The ALJ's credibility finding is supported by substantial evidence in the record. There are several examples. Plaintiff testified that when she has a severe oxygen attack she will experience shortness of breath, which sometimes leads to her "falling asleep." AR 57. Despite her testimony that severe oxygen attacks cause her to pass out, there is no evidence that she has sought treatment at an emergency room or had been hospitalized or received some form of urgent care for such an episode. Given the severity of plaintiff's allegations, the ALJ permissibly found that plaintiff's allegation was inconsistent with receiving conservative treatment from her physician. See Tommasetti v. Astrue, 533 F.3d 1035, 1040 (9th Cir. 2008) (holding that the ALJ is entitled to make logical inferences from the evidence).

EXERCISE GOAL » Continue the passage above on the ALJ's credibility finding, starting after its final sentence.

AVAILABLE DATA »
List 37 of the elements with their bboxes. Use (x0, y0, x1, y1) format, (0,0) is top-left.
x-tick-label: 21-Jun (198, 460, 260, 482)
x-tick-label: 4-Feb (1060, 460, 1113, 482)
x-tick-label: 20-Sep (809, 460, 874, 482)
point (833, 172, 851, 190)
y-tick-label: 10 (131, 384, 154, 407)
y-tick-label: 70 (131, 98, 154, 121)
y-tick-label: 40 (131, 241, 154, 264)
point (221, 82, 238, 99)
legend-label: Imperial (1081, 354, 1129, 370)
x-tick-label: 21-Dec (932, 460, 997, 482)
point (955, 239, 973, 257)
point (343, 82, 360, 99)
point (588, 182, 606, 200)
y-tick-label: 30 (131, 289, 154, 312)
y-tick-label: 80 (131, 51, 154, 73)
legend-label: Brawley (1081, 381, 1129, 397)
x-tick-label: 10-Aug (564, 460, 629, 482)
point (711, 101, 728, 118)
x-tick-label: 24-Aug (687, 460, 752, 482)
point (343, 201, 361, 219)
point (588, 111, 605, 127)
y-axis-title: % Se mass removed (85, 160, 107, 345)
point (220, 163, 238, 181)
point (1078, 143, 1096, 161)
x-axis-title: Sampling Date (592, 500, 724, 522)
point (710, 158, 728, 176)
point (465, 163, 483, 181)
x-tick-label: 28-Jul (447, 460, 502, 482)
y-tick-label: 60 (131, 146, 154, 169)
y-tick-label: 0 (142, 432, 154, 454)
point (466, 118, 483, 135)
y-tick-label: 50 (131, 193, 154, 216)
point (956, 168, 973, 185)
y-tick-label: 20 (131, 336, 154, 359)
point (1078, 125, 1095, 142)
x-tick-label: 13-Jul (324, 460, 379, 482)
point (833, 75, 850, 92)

EXERCISE OUTPUT »
Plaintiff also alleges that she is disabled due to pain in her neck, hands, and back. AR 56, 62. The ALJ noted that plaintiff did not attend physical therapy for her neck or back pain, and there is no indication that she received treatment at a pain clinic or that she received pain injections. AR 32. Indeed, plaintiff testified at the hearing that she only takes Ibuprofen for her pain symptoms. Id. at 62. Plaintiff argues, however, that the fact that she was not referred for physical therapy or pain management was a judgment call "appropriately made by her treating physician." ECF No. 13-1. While this may be true, the fact that plaintiff's treating physicians did not find that further treatment was warranted suggests that her impairments are not as severe as alleged. Accordingly, the ALJ permissibly found that plaintiff's allegations were not supported by her conservative treatment.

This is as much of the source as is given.